---------- DATASET

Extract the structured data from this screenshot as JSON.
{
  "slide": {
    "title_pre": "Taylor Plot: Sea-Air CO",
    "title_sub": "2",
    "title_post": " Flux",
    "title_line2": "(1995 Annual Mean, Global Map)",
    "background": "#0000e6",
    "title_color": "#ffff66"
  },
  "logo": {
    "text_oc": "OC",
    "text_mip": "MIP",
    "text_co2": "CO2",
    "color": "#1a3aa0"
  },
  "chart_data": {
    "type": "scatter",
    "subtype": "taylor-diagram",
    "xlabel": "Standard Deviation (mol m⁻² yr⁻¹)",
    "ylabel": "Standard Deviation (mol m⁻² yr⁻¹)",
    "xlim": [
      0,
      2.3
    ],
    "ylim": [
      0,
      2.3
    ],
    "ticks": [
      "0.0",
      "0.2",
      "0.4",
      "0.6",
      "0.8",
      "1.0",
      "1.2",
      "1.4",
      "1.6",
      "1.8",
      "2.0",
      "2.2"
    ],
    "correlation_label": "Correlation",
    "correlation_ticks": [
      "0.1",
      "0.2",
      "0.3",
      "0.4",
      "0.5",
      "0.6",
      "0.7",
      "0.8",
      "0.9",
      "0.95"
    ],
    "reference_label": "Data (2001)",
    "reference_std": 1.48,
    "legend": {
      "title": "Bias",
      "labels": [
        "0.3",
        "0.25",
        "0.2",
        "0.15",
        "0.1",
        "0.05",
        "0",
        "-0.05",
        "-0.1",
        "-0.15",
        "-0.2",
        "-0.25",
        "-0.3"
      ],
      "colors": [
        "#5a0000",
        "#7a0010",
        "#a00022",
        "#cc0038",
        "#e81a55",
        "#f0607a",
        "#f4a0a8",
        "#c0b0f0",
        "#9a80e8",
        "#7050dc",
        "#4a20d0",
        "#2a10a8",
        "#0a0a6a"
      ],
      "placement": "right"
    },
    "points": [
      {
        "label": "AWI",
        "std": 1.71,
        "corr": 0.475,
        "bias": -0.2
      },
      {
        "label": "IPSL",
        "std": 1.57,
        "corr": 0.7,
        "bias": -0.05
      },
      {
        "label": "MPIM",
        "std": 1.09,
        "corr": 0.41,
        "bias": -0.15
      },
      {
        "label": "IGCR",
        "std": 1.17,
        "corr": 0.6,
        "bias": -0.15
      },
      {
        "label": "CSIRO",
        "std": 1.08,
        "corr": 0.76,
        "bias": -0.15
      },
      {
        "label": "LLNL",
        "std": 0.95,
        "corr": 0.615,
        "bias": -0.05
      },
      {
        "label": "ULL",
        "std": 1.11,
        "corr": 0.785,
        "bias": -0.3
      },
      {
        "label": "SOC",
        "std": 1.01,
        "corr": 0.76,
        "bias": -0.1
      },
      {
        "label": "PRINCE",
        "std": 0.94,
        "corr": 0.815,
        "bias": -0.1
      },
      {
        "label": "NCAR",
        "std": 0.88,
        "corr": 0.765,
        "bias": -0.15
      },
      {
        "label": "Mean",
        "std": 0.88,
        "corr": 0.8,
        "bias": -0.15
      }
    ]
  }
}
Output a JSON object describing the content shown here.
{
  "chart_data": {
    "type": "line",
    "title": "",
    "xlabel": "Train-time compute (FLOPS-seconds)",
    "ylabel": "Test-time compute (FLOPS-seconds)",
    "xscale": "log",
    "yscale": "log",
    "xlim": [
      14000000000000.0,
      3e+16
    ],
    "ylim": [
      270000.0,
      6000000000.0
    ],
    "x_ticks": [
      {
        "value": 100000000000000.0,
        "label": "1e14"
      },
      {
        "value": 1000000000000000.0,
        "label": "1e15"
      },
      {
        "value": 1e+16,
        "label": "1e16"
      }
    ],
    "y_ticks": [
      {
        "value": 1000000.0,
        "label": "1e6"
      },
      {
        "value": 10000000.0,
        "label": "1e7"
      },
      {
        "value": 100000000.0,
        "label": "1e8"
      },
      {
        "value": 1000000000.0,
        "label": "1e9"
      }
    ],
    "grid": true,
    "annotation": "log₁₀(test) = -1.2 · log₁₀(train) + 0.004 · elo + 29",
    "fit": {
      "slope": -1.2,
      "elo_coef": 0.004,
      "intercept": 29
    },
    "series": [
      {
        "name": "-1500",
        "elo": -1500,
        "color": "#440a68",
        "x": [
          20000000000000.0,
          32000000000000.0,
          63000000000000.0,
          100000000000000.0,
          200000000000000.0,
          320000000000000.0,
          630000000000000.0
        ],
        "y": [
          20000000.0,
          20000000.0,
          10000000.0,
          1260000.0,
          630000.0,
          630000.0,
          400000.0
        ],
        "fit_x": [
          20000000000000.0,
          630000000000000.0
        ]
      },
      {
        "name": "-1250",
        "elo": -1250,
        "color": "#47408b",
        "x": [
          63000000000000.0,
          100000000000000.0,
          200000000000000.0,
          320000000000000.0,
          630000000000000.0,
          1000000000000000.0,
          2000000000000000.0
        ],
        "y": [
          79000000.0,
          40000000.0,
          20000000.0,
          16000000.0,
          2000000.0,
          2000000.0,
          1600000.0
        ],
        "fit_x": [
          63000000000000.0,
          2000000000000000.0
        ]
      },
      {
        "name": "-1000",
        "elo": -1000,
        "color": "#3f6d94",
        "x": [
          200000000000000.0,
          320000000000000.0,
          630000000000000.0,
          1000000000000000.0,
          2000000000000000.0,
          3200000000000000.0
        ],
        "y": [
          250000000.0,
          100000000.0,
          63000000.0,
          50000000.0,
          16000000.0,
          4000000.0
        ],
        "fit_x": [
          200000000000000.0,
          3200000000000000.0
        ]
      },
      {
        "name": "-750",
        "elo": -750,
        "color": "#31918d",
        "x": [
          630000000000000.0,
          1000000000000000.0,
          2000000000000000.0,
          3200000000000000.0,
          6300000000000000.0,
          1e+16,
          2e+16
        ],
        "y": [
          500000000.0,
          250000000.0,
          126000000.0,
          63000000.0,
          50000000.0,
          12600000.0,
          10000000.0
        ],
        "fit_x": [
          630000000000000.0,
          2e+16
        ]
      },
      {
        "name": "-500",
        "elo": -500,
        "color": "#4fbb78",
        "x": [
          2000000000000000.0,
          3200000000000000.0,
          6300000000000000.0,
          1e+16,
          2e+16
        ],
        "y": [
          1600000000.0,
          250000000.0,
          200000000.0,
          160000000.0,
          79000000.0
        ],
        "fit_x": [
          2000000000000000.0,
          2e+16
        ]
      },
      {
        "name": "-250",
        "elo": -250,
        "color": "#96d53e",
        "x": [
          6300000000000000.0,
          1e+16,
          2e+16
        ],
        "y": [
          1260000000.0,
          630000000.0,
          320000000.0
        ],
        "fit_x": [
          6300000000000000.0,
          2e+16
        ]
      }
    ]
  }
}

--------------------

→ **WHAT YOU NEED TO DO**
Exactly reproduce every record.

→ **EXERCISE RESULT**
Extract the structured data from this screenshot as JSON.
{
  "slide": {
    "title_pre": "Taylor Plot: Sea-Air CO",
    "title_sub": "2",
    "title_post": " Flux",
    "title_line2": "(1995 Annual Mean, Global Map)",
    "background": "#0000e6",
    "title_color": "#ffff66"
  },
  "logo": {
    "text_oc": "OC",
    "text_mip": "MIP",
    "text_co2": "CO2",
    "color": "#1a3aa0"
  },
  "chart_data": {
    "type": "scatter",
    "subtype": "taylor-diagram",
    "xlabel": "Standard Deviation (mol m⁻² yr⁻¹)",
    "ylabel": "Standard Deviation (mol m⁻² yr⁻¹)",
    "xlim": [
      0,
      2.3
    ],
    "ylim": [
      0,
      2.3
    ],
    "ticks": [
      "0.0",
      "0.2",
      "0.4",
      "0.6",
      "0.8",
      "1.0",
      "1.2",
      "1.4",
      "1.6",
      "1.8",
      "2.0",
      "2.2"
    ],
    "correlation_label": "Correlation",
    "correlation_ticks": [
      "0.1",
      "0.2",
      "0.3",
      "0.4",
      "0.5",
      "0.6",
      "0.7",
      "0.8",
      "0.9",
      "0.95"
    ],
    "reference_label": "Data (2001)",
    "reference_std": 1.48,
    "legend": {
      "title": "Bias",
      "labels": [
        "0.3",
        "0.25",
        "0.2",
        "0.15",
        "0.1",
        "0.05",
        "0",
        "-0.05",
        "-0.1",
        "-0.15",
        "-0.2",
        "-0.25",
        "-0.3"
      ],
      "colors": [
        "#5a0000",
        "#7a0010",
        "#a00022",
        "#cc0038",
        "#e81a55",
        "#f0607a",
        "#f4a0a8",
        "#c0b0f0",
        "#9a80e8",
        "#7050dc",
        "#4a20d0",
        "#2a10a8",
        "#0a0a6a"
      ],
      "placement": "right"
    },
    "points": [
      {
        "label": "AWI",
        "std": 1.71,
        "corr": 0.475,
        "bias": -0.2
      },
      {
        "label": "IPSL",
        "std": 1.57,
        "corr": 0.7,
        "bias": -0.05
      },
      {
        "label": "MPIM",
        "std": 1.09,
        "corr": 0.41,
        "bias": -0.15
      },
      {
        "label": "IGCR",
        "std": 1.17,
        "corr": 0.6,
        "bias": -0.15
      },
      {
        "label": "CSIRO",
        "std": 1.08,
        "corr": 0.76,
        "bias": -0.15
      },
      {
        "label": "LLNL",
        "std": 0.95,
        "corr": 0.615,
        "bias": -0.05
      },
      {
        "label": "ULL",
        "std": 1.11,
        "corr": 0.785,
        "bias": -0.3
      },
      {
        "label": "SOC",
        "std": 1.01,
        "corr": 0.76,
        "bias": -0.1
      },
      {
        "label": "PRINCE",
        "std": 0.94,
        "corr": 0.815,
        "bias": -0.1
      },
      {
        "label": "NCAR",
        "std": 0.88,
        "corr": 0.765,
        "bias": -0.15
      },
      {
        "label": "Mean",
        "std": 0.88,
        "corr": 0.8,
        "bias": -0.15
      }
    ]
  }
}
Output a JSON object describing the content shown here.
{
  "chart_data": {
    "type": "line",
    "title": "",
    "xlabel": "Train-time compute (FLOPS-seconds)",
    "ylabel": "Test-time compute (FLOPS-seconds)",
    "xscale": "log",
    "yscale": "log",
    "xlim": [
      14000000000000.0,
      3e+16
    ],
    "ylim": [
      270000.0,
      6000000000.0
    ],
    "x_ticks": [
      {
        "value": 100000000000000.0,
        "label": "1e14"
      },
      {
        "value": 1000000000000000.0,
        "label": "1e15"
      },
      {
        "value": 1e+16,
        "label": "1e16"
      }
    ],
    "y_ticks": [
      {
        "value": 1000000.0,
        "label": "1e6"
      },
      {
        "value": 10000000.0,
        "label": "1e7"
      },
      {
        "value": 100000000.0,
        "label": "1e8"
      },
      {
        "value": 1000000000.0,
        "label": "1e9"
      }
    ],
    "grid": true,
    "annotation": "log₁₀(test) = -1.2 · log₁₀(train) + 0.004 · elo + 29",
    "fit": {
      "slope": -1.2,
      "elo_coef": 0.004,
      "intercept": 29
    },
    "series": [
      {
        "name": "-1500",
        "elo": -1500,
        "color": "#440a68",
        "x": [
          20000000000000.0,
          32000000000000.0,
          63000000000000.0,
          100000000000000.0,
          200000000000000.0,
          320000000000000.0,
          630000000000000.0
        ],
        "y": [
          20000000.0,
          20000000.0,
          10000000.0,
          1260000.0,
          630000.0,
          630000.0,
          400000.0
        ],
        "fit_x": [
          20000000000000.0,
          630000000000000.0
        ]
      },
      {
        "name": "-1250",
        "elo": -1250,
        "color": "#47408b",
        "x": [
          63000000000000.0,
          100000000000000.0,
          200000000000000.0,
          320000000000000.0,
          630000000000000.0,
          1000000000000000.0,
          2000000000000000.0
        ],
        "y": [
          79000000.0,
          40000000.0,
          20000000.0,
          16000000.0,
          2000000.0,
          2000000.0,
          1600000.0
        ],
        "fit_x": [
          63000000000000.0,
          2000000000000000.0
        ]
      },
      {
        "name": "-1000",
        "elo": -1000,
        "color": "#3f6d94",
        "x": [
          200000000000000.0,
          320000000000000.0,
          630000000000000.0,
          1000000000000000.0,
          2000000000000000.0,
          3200000000000000.0
        ],
        "y": [
          250000000.0,
          100000000.0,
          63000000.0,
          50000000.0,
          16000000.0,
          4000000.0
        ],
        "fit_x": [
          200000000000000.0,
          3200000000000000.0
        ]
      },
      {
        "name": "-750",
        "elo": -750,
        "color": "#31918d",
        "x": [
          630000000000000.0,
          1000000000000000.0,
          2000000000000000.0,
          3200000000000000.0,
          6300000000000000.0,
          1e+16,
          2e+16
        ],
        "y": [
          500000000.0,
          250000000.0,
          126000000.0,
          63000000.0,
          50000000.0,
          12600000.0,
          10000000.0
        ],
        "fit_x": [
          630000000000000.0,
          2e+16
        ]
      },
      {
        "name": "-500",
        "elo": -500,
        "color": "#4fbb78",
        "x": [
          2000000000000000.0,
          3200000000000000.0,
          6300000000000000.0,
          1e+16,
          2e+16
        ],
        "y": [
          1600000000.0,
          250000000.0,
          200000000.0,
          160000000.0,
          79000000.0
        ],
        "fit_x": [
          2000000000000000.0,
          2e+16
        ]
      },
      {
        "name": "-250",
        "elo": -250,
        "color": "#96d53e",
        "x": [
          6300000000000000.0,
          1e+16,
          2e+16
        ],
        "y": [
          1260000000.0,
          630000000.0,
          320000000.0
        ],
        "fit_x": [
          6300000000000000.0,
          2e+16
        ]
      }
    ]
  }
}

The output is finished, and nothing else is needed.